### Information supplied

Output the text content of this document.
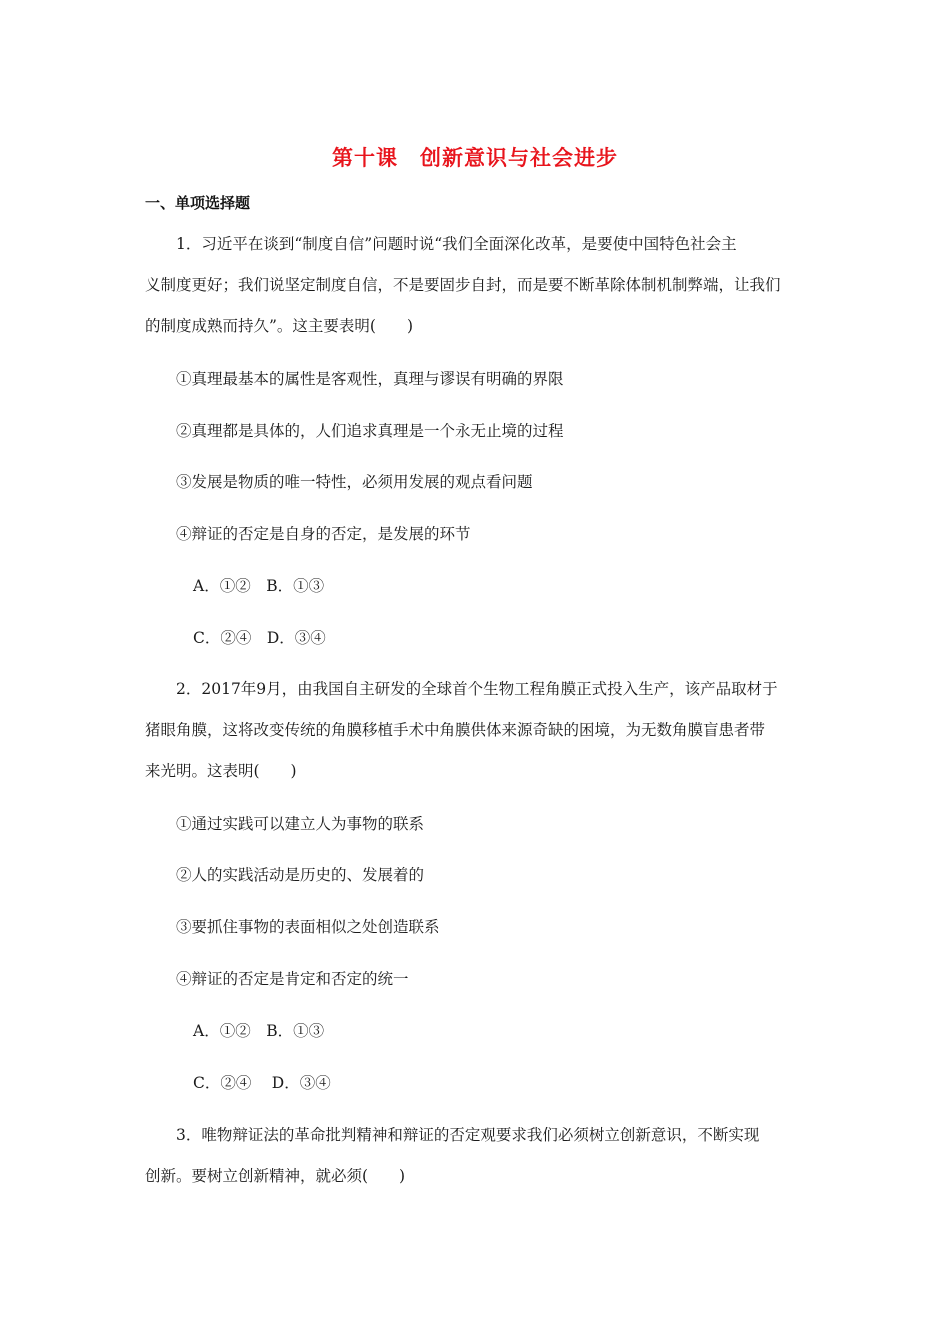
第十课　创新意识与社会进步
一、单项选择题
1．习近平在谈到“制度自信”问题时说“我们全面深化改革，是要使中国特色社会主
义制度更好；我们说坚定制度自信，不是要固步自封，而是要不断革除体制机制弊端，让我们
的制度成熟而持久”。这主要表明(　　)
①真理最基本的属性是客观性，真理与谬误有明确的界限
②真理都是具体的，人们追求真理是一个永无止境的过程
③发展是物质的唯一特性，必须用发展的观点看问题
④辩证的否定是自身的否定，是发展的环节
A．①②　B．①③
C．②④　D．③④
2．2017年9月，由我国自主研发的全球首个生物工程角膜正式投入生产，该产品取材于
猪眼角膜，这将改变传统的角膜移植手术中角膜供体来源奇缺的困境，为无数角膜盲患者带
来光明。这表明(　　)
①通过实践可以建立人为事物的联系
②人的实践活动是历史的、发展着的
③要抓住事物的表面相似之处创造联系
④辩证的否定是肯定和否定的统一
A．①②　B．①③
C．②④　 D．③④
3．唯物辩证法的革命批判精神和辩证的否定观要求我们必须树立创新意识，不断实现
创新。要树立创新精神，就必须(　　)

### What you will do
Using the material above, set down every line exactly, but skip the pictures.

### Reply to the exercise
Output the text content of this document.
第十课　创新意识与社会进步
一、单项选择题
1．习近平在谈到“制度自信”问题时说“我们全面深化改革，是要使中国特色社会主
义制度更好；我们说坚定制度自信，不是要固步自封，而是要不断革除体制机制弊端，让我们
的制度成熟而持久”。这主要表明(　　)
①真理最基本的属性是客观性，真理与谬误有明确的界限
②真理都是具体的，人们追求真理是一个永无止境的过程
③发展是物质的唯一特性，必须用发展的观点看问题
④辩证的否定是自身的否定，是发展的环节
A．①②　B．①③
C．②④　D．③④
2．2017年9月，由我国自主研发的全球首个生物工程角膜正式投入生产，该产品取材于
猪眼角膜，这将改变传统的角膜移植手术中角膜供体来源奇缺的困境，为无数角膜盲患者带
来光明。这表明(　　)
①通过实践可以建立人为事物的联系
②人的实践活动是历史的、发展着的
③要抓住事物的表面相似之处创造联系
④辩证的否定是肯定和否定的统一
A．①②　B．①③
C．②④　 D．③④
3．唯物辩证法的革命批判精神和辩证的否定观要求我们必须树立创新意识，不断实现
创新。要树立创新精神，就必须(　　)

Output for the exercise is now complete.